What needs to be done -> Copy each line that contains the word "ALDINE".

Material provided ->
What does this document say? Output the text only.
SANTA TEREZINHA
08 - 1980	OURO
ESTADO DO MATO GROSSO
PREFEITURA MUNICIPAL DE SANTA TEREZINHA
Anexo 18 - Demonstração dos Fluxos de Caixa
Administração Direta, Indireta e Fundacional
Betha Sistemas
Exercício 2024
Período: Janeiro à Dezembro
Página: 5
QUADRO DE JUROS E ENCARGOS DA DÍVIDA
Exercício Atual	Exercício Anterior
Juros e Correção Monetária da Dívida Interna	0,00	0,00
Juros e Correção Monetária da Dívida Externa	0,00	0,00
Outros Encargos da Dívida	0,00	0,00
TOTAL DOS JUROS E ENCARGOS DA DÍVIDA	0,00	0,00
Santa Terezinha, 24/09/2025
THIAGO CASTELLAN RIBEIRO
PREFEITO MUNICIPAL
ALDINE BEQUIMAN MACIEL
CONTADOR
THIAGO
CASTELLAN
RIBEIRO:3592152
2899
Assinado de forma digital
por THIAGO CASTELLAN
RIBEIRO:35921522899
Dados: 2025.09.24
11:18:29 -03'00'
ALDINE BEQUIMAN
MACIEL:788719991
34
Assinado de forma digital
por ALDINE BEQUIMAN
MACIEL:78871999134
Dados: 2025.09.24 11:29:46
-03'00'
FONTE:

Exercise output ->
ALDINE BEQUIMAN MACIEL
ALDINE BEQUIMAN
por ALDINE BEQUIMAN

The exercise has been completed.